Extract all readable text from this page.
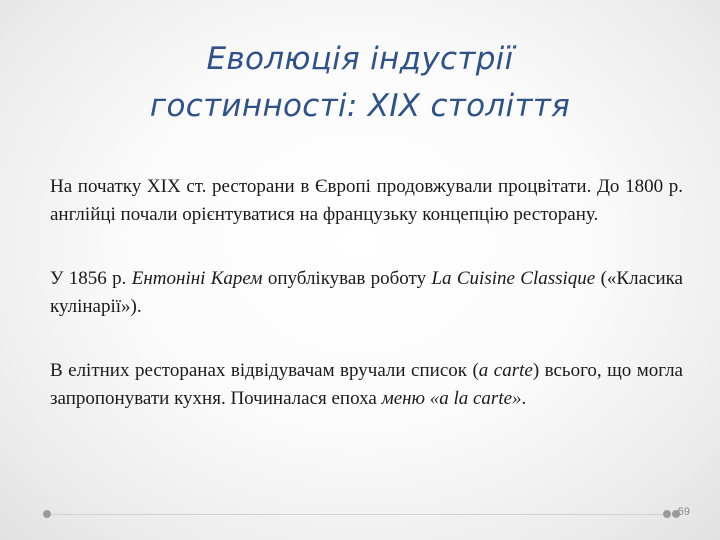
Еволюція індустрії
гостинності: ХІХ століття

На початку ХІХ ст. ресторани в Європі продовжували процвітати. До 1800 р. англійці почали орієнтуватися на французьку концепцію ресторану.

У 1856 р. Ентоніні Карем опублікував роботу La Cuisine Classique («Класика кулінарії»).

В елітних ресторанах відвідувачам вручали список (a carte) всього, що могла запропонувати кухня. Починалася епоха меню «a la carte».

59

──────────────────────────────

» **WHAT YOU NEED TO DO**:
Leave the pictures out and reproduce all of the records exactly.

» **EXPECTED OUTPUT**:
Extract all readable text from this page.
Еволюція індустрії
гостинності: ХІХ століття

На початку ХІХ ст. ресторани в Європі продовжували процвітати. До 1800 р. англійці почали орієнтуватися на французьку концепцію ресторану.

У 1856 р. Ентоніні Карем опублікував роботу La Cuisine Classique («Класика кулінарії»).

В елітних ресторанах відвідувачам вручали список (a carte) всього, що могла запропонувати кухня. Починалася епоха меню «a la carte».

59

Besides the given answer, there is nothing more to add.